● GIVEN INSTRUCTION
Copy every record exactly, and keep the pictures out.

● EXERCISE DATA
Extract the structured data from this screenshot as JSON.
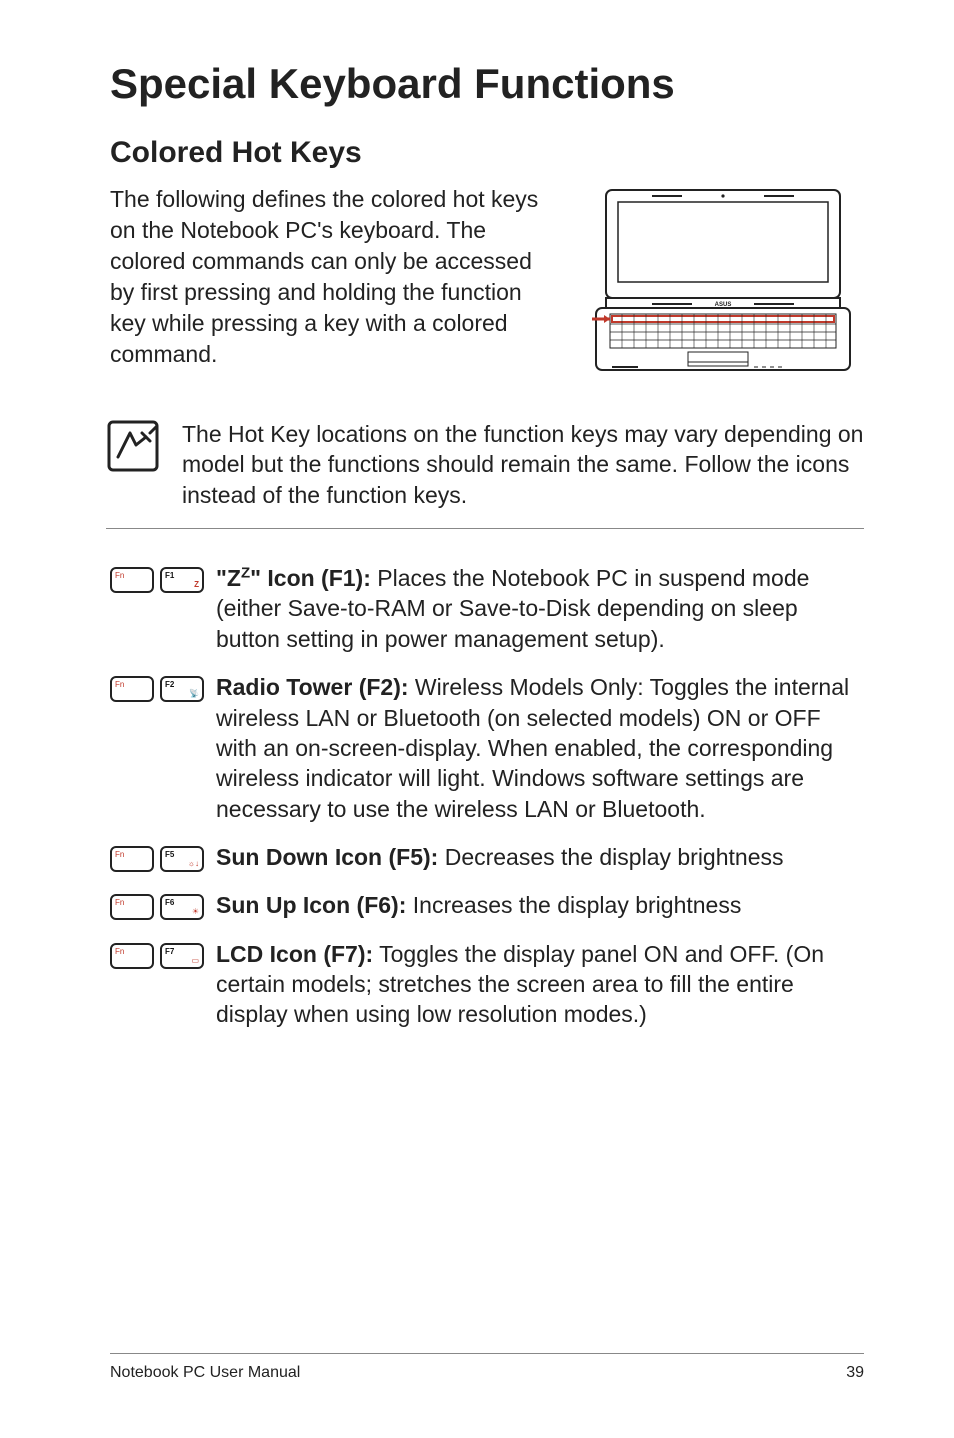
{
  "heading": "Special Keyboard Functions",
  "subheading": "Colored Hot Keys",
  "intro": "The following defines the colored hot keys on the Notebook PC's keyboard. The colored commands can only be accessed by first pressing and holding the function key while pressing a key with a colored command.",
  "note": "The Hot Key locations on the function keys may vary depending on model but the functions should remain the same. Follow the icons instead of the function keys.",
  "rows": [
    {
      "key1_label": "Fn",
      "key2_label": "F1",
      "key2_glyph": "Z",
      "title_html": "\"Z<sup>Z</sup>\" Icon (F1):",
      "body": " Places the Notebook PC in suspend mode (either Save-to-RAM or Save-to-Disk depending on sleep button setting in power management setup)."
    },
    {
      "key1_label": "Fn",
      "key2_label": "F2",
      "key2_glyph": "📡",
      "title_html": "Radio Tower (F2):",
      "body": " Wireless Models Only: Toggles the internal wireless LAN or Bluetooth (on selected models) ON or OFF with an on-screen-display. When enabled, the corresponding wireless indicator will light. Windows software settings are necessary to use the wireless LAN or Bluetooth."
    },
    {
      "key1_label": "Fn",
      "key2_label": "F5",
      "key2_glyph": "☼↓",
      "title_html": "Sun Down Icon (F5):",
      "body": " Decreases the display brightness"
    },
    {
      "key1_label": "Fn",
      "key2_label": "F6",
      "key2_glyph": "☀",
      "title_html": "Sun Up Icon (F6):",
      "body": " Increases the display brightness"
    },
    {
      "key1_label": "Fn",
      "key2_label": "F7",
      "key2_glyph": "▭",
      "title_html": "LCD Icon (F7):",
      "body": " Toggles the display panel ON and OFF. (On certain models; stretches the screen area to fill the entire display when using low resolution modes.)"
    }
  ],
  "footer_left": "Notebook PC User Manual",
  "footer_right": "39"
}
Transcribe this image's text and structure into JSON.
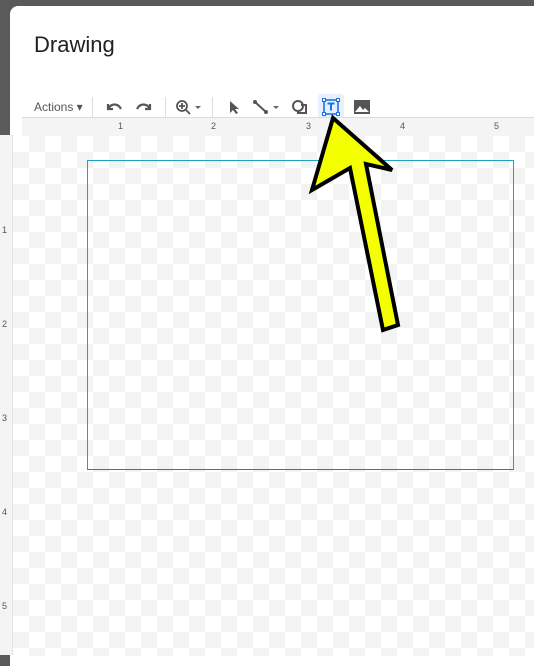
{
  "dialog": {
    "title": "Drawing"
  },
  "toolbar": {
    "actions_label": "Actions ▾",
    "tools": [
      "undo-icon",
      "redo-icon",
      "zoom-icon",
      "select-icon",
      "line-icon",
      "shape-icon",
      "text-box-icon",
      "image-icon"
    ],
    "selected": "text-box-icon",
    "accent": "#1a73e8"
  },
  "ruler": {
    "h_labels": [
      "1",
      "2",
      "3",
      "4",
      "5"
    ],
    "v_labels": [
      "1",
      "2",
      "3",
      "4",
      "5"
    ]
  },
  "annotation": {
    "arrow_color": "#f4ff00"
  }
}
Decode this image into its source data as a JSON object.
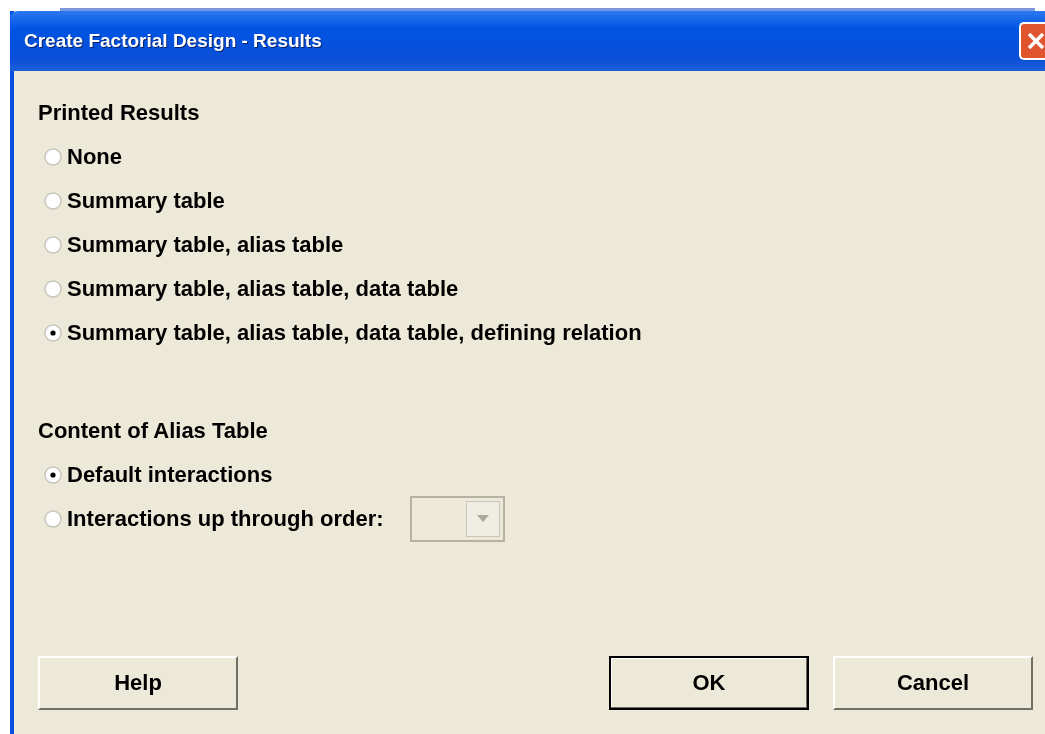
{
  "window": {
    "title": "Create Factorial Design - Results"
  },
  "sections": [
    {
      "heading": "Printed Results",
      "options": [
        {
          "label": "None",
          "selected": false
        },
        {
          "label": "Summary table",
          "selected": false
        },
        {
          "label": "Summary table, alias table",
          "selected": false
        },
        {
          "label": "Summary table, alias table, data table",
          "selected": false
        },
        {
          "label": "Summary table, alias table, data table, defining relation",
          "selected": true
        }
      ]
    },
    {
      "heading": "Content of Alias Table",
      "options": [
        {
          "label": "Default interactions",
          "selected": true
        },
        {
          "label": "Interactions up through order:",
          "selected": false,
          "dropdown": {
            "disabled": true
          }
        }
      ]
    }
  ],
  "buttons": [
    {
      "label": "Help",
      "default": false
    },
    {
      "label": "OK",
      "default": true
    },
    {
      "label": "Cancel",
      "default": false
    }
  ]
}
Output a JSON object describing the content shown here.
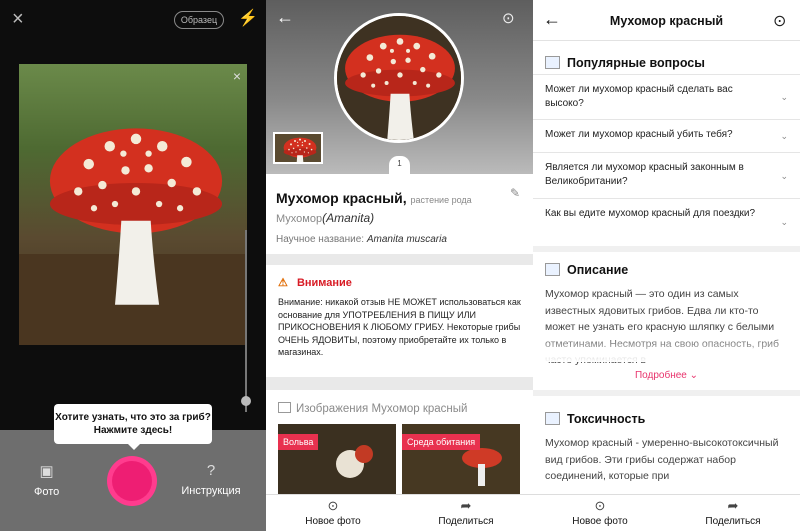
{
  "left": {
    "close_icon": "×",
    "sample_label": "Образец",
    "flash_icon": "⚡",
    "photo_close": "×",
    "tooltip": "Хотите узнать, что это за гриб? Нажмите здесь!",
    "photo_label": "Фото",
    "photo_icon": "▣",
    "help_label": "Инструкция",
    "help_icon": "?"
  },
  "middle": {
    "back_icon": "←",
    "camera_icon": "⊙",
    "page_indicator": "1",
    "name": "Мухомор красный",
    "name_suffix": "растение рода",
    "genus_ru": "Мухомор",
    "genus_lat": "(Amanita)",
    "sci_label": "Научное название:",
    "sci_name": "Amanita muscaria",
    "warning_icon": "⚠",
    "warning_title": "Внимание",
    "warning_text": "Внимание: никакой отзыв НЕ МОЖЕТ использоваться как основание для УПОТРЕБЛЕНИЯ В ПИЩУ ИЛИ ПРИКОСНОВЕНИЯ К ЛЮБОМУ ГРИБУ. Некоторые грибы ОЧЕНЬ ЯДОВИТЫ, поэтому приобретайте их только в магазинах.",
    "images_title": "Изображения Мухомор красный",
    "tags": [
      "Вольва",
      "Среда обитания"
    ]
  },
  "right": {
    "title": "Мухомор красный",
    "back_icon": "←",
    "camera_icon": "⊙",
    "faq_title": "Популярные вопросы",
    "questions": [
      "Может ли мухомор красный сделать вас высоко?",
      "Может ли мухомор красный убить тебя?",
      "Является ли мухомор красный законным в Великобритании?",
      "Как вы едите мухомор красный для поездки?"
    ],
    "description_title": "Описание",
    "description_text": "Мухомор красный — это один из самых известных ядовитых грибов. Едва ли кто-то может не узнать его красную шляпку с белыми отметинами. Несмотря на свою опасность, гриб часто упоминается в",
    "more_label": "Подробнее ⌄",
    "toxicity_title": "Токсичность",
    "toxicity_text": "Мухомор красный - умеренно-высокотоксичный вид грибов. Эти грибы содержат набор соединений, которые при"
  },
  "nav": {
    "new_photo": "Новое фото",
    "share": "Поделиться",
    "camera_icon": "⊙",
    "share_icon": "➦"
  },
  "colors": {
    "accent": "#ee1e73",
    "warning": "#d81b25",
    "tag": "#e8314f"
  }
}
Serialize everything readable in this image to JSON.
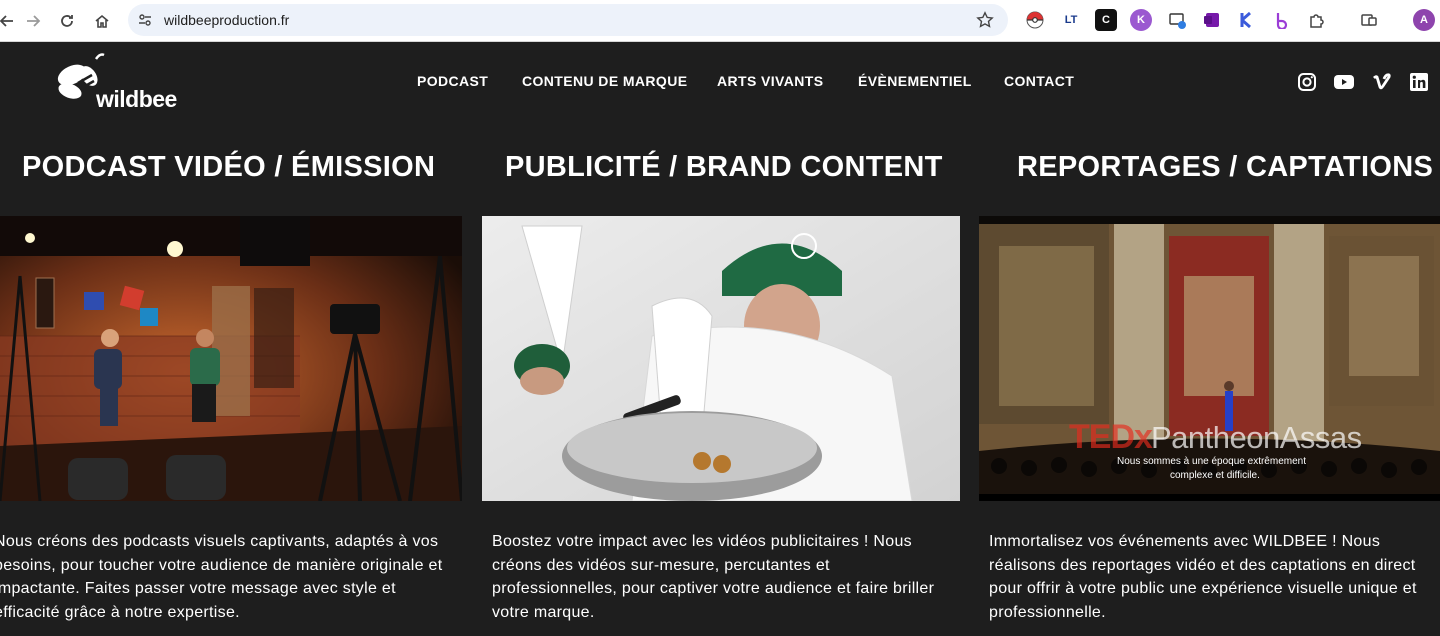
{
  "browser": {
    "url": "wildbeeproduction.fr",
    "profile_initial": "A",
    "ext_lt": "LT",
    "ext_c": "C",
    "ext_k": "K"
  },
  "logo": {
    "text": "wildbee"
  },
  "nav": {
    "items": [
      "PODCAST",
      "CONTENU DE MARQUE",
      "ARTS VIVANTS",
      "ÉVÈNEMENTIEL",
      "CONTACT"
    ]
  },
  "columns": [
    {
      "title": "PODCAST VIDÉO / ÉMISSION",
      "text": "Nous créons des podcasts visuels captivants, adaptés à vos besoins, pour toucher votre audience de manière originale et impactante. Faites passer votre message avec style et efficacité grâce à notre expertise."
    },
    {
      "title": "PUBLICITÉ / BRAND CONTENT",
      "text": "Boostez votre impact avec les vidéos publicitaires ! Nous créons des vidéos sur-mesure, percutantes et professionnelles, pour captiver votre audience et faire briller votre marque."
    },
    {
      "title": "REPORTAGES / CAPTATIONS",
      "text": "Immortalisez vos événements avec WILDBEE ! Nous réalisons des reportages vidéo et des captations en direct pour offrir à votre public une expérience visuelle unique et professionnelle.",
      "overlay_brand": "TEDx",
      "overlay_name": "PantheonAssas",
      "overlay_subtitle_1": "Nous sommes à une époque extrêmement",
      "overlay_subtitle_2": "complexe et difficile."
    }
  ],
  "colors": {
    "page_bg": "#1e1e1e",
    "ted_red": "#e62b1e",
    "accent_purple": "#8e44ad"
  }
}
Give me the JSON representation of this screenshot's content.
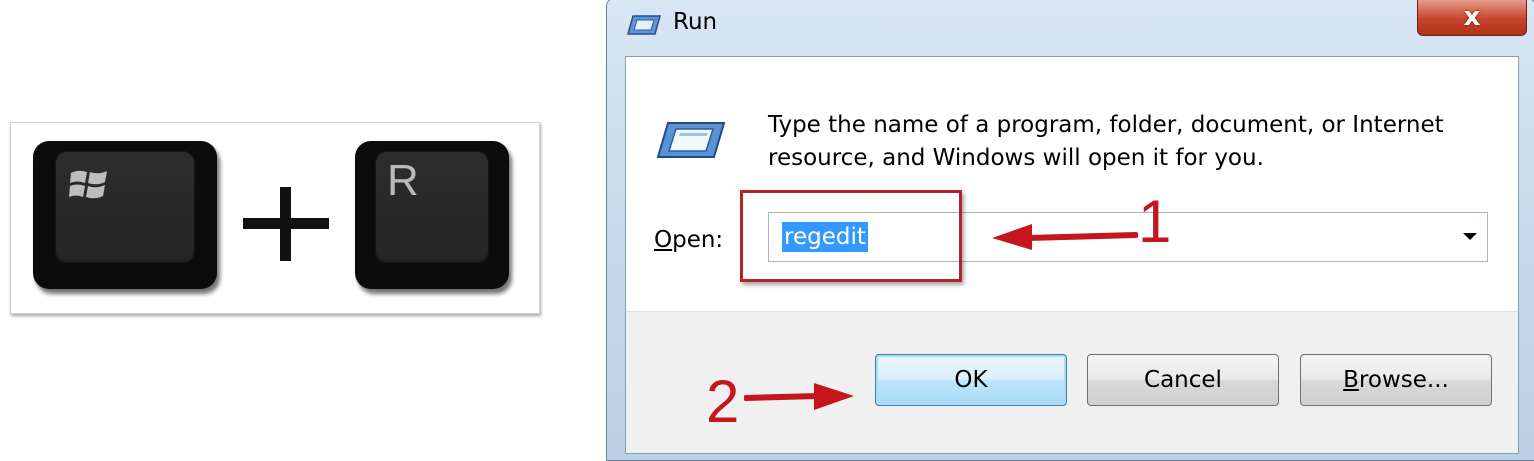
{
  "keyboard_shortcut": {
    "key1_icon": "windows-logo-icon",
    "plus": "+",
    "key2_label": "R"
  },
  "dialog": {
    "title": "Run",
    "close_label": "x",
    "description": "Type the name of a program, folder, document, or Internet resource, and Windows will open it for you.",
    "open_label_access": "O",
    "open_label_rest": "pen:",
    "open_value": "regedit",
    "buttons": {
      "ok": "OK",
      "cancel": "Cancel",
      "browse_access": "B",
      "browse_rest": "rowse..."
    }
  },
  "annotations": {
    "step1": "1",
    "step2": "2",
    "color": "#c4161c"
  }
}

● EXERCISE SOLUTION
Extract the structured data from this screenshot as JSON.
{
  "heading": "Special Keyboard Functions",
  "subheading": "Colored Hot Keys",
  "intro": "The following defines the colored hot keys on the Notebook PC's keyboard. The colored commands can only be accessed by first pressing and holding the function key while pressing a key with a colored command.",
  "note": "The Hot Key locations on the function keys may vary depending on model but the functions should remain the same. Follow the icons instead of the function keys.",
  "rows": [
    {
      "key1_label": "Fn",
      "key2_label": "F1",
      "key2_glyph": "Z",
      "title_html": "\"Z<sup>Z</sup>\" Icon (F1):",
      "body": " Places the Notebook PC in suspend mode (either Save-to-RAM or Save-to-Disk depending on sleep button setting in power management setup)."
    },
    {
      "key1_label": "Fn",
      "key2_label": "F2",
      "key2_glyph": "📡",
      "title_html": "Radio Tower (F2):",
      "body": " Wireless Models Only: Toggles the internal wireless LAN or Bluetooth (on selected models) ON or OFF with an on-screen-display. When enabled, the corresponding wireless indicator will light. Windows software settings are necessary to use the wireless LAN or Bluetooth."
    },
    {
      "key1_label": "Fn",
      "key2_label": "F5",
      "key2_glyph": "☼↓",
      "title_html": "Sun Down Icon (F5):",
      "body": " Decreases the display brightness"
    },
    {
      "key1_label": "Fn",
      "key2_label": "F6",
      "key2_glyph": "☀",
      "title_html": "Sun Up Icon (F6):",
      "body": " Increases the display brightness"
    },
    {
      "key1_label": "Fn",
      "key2_label": "F7",
      "key2_glyph": "▭",
      "title_html": "LCD Icon (F7):",
      "body": " Toggles the display panel ON and OFF. (On certain models; stretches the screen area to fill the entire display when using low resolution modes.)"
    }
  ],
  "footer_left": "Notebook PC User Manual",
  "footer_right": "39"
}
Transcribe this image's text and structure into JSON.
{
  "dialog": {
    "title": "Drawing"
  },
  "toolbar": {
    "actions_label": "Actions ▾",
    "tools": [
      "undo-icon",
      "redo-icon",
      "zoom-icon",
      "select-icon",
      "line-icon",
      "shape-icon",
      "text-box-icon",
      "image-icon"
    ],
    "selected": "text-box-icon",
    "accent": "#1a73e8"
  },
  "ruler": {
    "h_labels": [
      "1",
      "2",
      "3",
      "4",
      "5"
    ],
    "v_labels": [
      "1",
      "2",
      "3",
      "4",
      "5"
    ]
  },
  "annotation": {
    "arrow_color": "#f4ff00"
  }
}
Decode this image into its source data as a JSON object.
{
  "window": {
    "title": "Create Factorial Design - Results"
  },
  "sections": [
    {
      "heading": "Printed Results",
      "options": [
        {
          "label": "None",
          "selected": false
        },
        {
          "label": "Summary table",
          "selected": false
        },
        {
          "label": "Summary table, alias table",
          "selected": false
        },
        {
          "label": "Summary table, alias table, data table",
          "selected": false
        },
        {
          "label": "Summary table, alias table, data table, defining relation",
          "selected": true
        }
      ]
    },
    {
      "heading": "Content of Alias Table",
      "options": [
        {
          "label": "Default interactions",
          "selected": true
        },
        {
          "label": "Interactions up through order:",
          "selected": false,
          "dropdown": {
            "disabled": true
          }
        }
      ]
    }
  ],
  "buttons": [
    {
      "label": "Help",
      "default": false
    },
    {
      "label": "OK",
      "default": true
    },
    {
      "label": "Cancel",
      "default": false
    }
  ]
}
Output a JSON object describing the content shown here.
{
  "left": {
    "close_icon": "×",
    "sample_label": "Образец",
    "flash_icon": "⚡",
    "photo_close": "×",
    "tooltip": "Хотите узнать, что это за гриб? Нажмите здесь!",
    "photo_label": "Фото",
    "photo_icon": "▣",
    "help_label": "Инструкция",
    "help_icon": "?"
  },
  "middle": {
    "back_icon": "←",
    "camera_icon": "⊙",
    "page_indicator": "1",
    "name": "Мухомор красный",
    "name_suffix": "растение рода",
    "genus_ru": "Мухомор",
    "genus_lat": "(Amanita)",
    "sci_label": "Научное название:",
    "sci_name": "Amanita muscaria",
    "warning_icon": "⚠",
    "warning_title": "Внимание",
    "warning_text": "Внимание: никакой отзыв НЕ МОЖЕТ использоваться как основание для УПОТРЕБЛЕНИЯ В ПИЩУ ИЛИ ПРИКОСНОВЕНИЯ К ЛЮБОМУ ГРИБУ. Некоторые грибы ОЧЕНЬ ЯДОВИТЫ, поэтому приобретайте их только в магазинах.",
    "images_title": "Изображения Мухомор красный",
    "tags": [
      "Вольва",
      "Среда обитания"
    ]
  },
  "right": {
    "title": "Мухомор красный",
    "back_icon": "←",
    "camera_icon": "⊙",
    "faq_title": "Популярные вопросы",
    "questions": [
      "Может ли мухомор красный сделать вас высоко?",
      "Может ли мухомор красный убить тебя?",
      "Является ли мухомор красный законным в Великобритании?",
      "Как вы едите мухомор красный для поездки?"
    ],
    "description_title": "Описание",
    "description_text": "Мухомор красный — это один из самых известных ядовитых грибов. Едва ли кто-то может не узнать его красную шляпку с белыми отметинами. Несмотря на свою опасность, гриб часто упоминается в",
    "more_label": "Подробнее ⌄",
    "toxicity_title": "Токсичность",
    "toxicity_text": "Мухомор красный - умеренно-высокотоксичный вид грибов. Эти грибы содержат набор соединений, которые при"
  },
  "nav": {
    "new_photo": "Новое фото",
    "share": "Поделиться",
    "camera_icon": "⊙",
    "share_icon": "➦"
  },
  "colors": {
    "accent": "#ee1e73",
    "warning": "#d81b25",
    "tag": "#e8314f"
  }
}
Serialize everything readable in this image to JSON.
{
  "browser": {
    "url": "wildbeeproduction.fr",
    "profile_initial": "A",
    "ext_lt": "LT",
    "ext_c": "C",
    "ext_k": "K"
  },
  "logo": {
    "text": "wildbee"
  },
  "nav": {
    "items": [
      "PODCAST",
      "CONTENU DE MARQUE",
      "ARTS VIVANTS",
      "ÉVÈNEMENTIEL",
      "CONTACT"
    ]
  },
  "columns": [
    {
      "title": "PODCAST VIDÉO / ÉMISSION",
      "text": "Nous créons des podcasts visuels captivants, adaptés à vos besoins, pour toucher votre audience de manière originale et impactante. Faites passer votre message avec style et efficacité grâce à notre expertise."
    },
    {
      "title": "PUBLICITÉ / BRAND CONTENT",
      "text": "Boostez votre impact avec les vidéos publicitaires ! Nous créons des vidéos sur-mesure, percutantes et professionnelles, pour captiver votre audience et faire briller votre marque."
    },
    {
      "title": "REPORTAGES / CAPTATIONS",
      "text": "Immortalisez vos événements avec WILDBEE ! Nous réalisons des reportages vidéo et des captations en direct pour offrir à votre public une expérience visuelle unique et professionnelle.",
      "overlay_brand": "TEDx",
      "overlay_name": "PantheonAssas",
      "overlay_subtitle_1": "Nous sommes à une époque extrêmement",
      "overlay_subtitle_2": "complexe et difficile."
    }
  ],
  "colors": {
    "page_bg": "#1e1e1e",
    "ted_red": "#e62b1e",
    "accent_purple": "#8e44ad"
  }
}
Give me the JSON representation of this screenshot's content.
{
  "keyboard_shortcut": {
    "key1_icon": "windows-logo-icon",
    "plus": "+",
    "key2_label": "R"
  },
  "dialog": {
    "title": "Run",
    "close_label": "x",
    "description": "Type the name of a program, folder, document, or Internet resource, and Windows will open it for you.",
    "open_label_access": "O",
    "open_label_rest": "pen:",
    "open_value": "regedit",
    "buttons": {
      "ok": "OK",
      "cancel": "Cancel",
      "browse_access": "B",
      "browse_rest": "rowse..."
    }
  },
  "annotations": {
    "step1": "1",
    "step2": "2",
    "color": "#c4161c"
  }
}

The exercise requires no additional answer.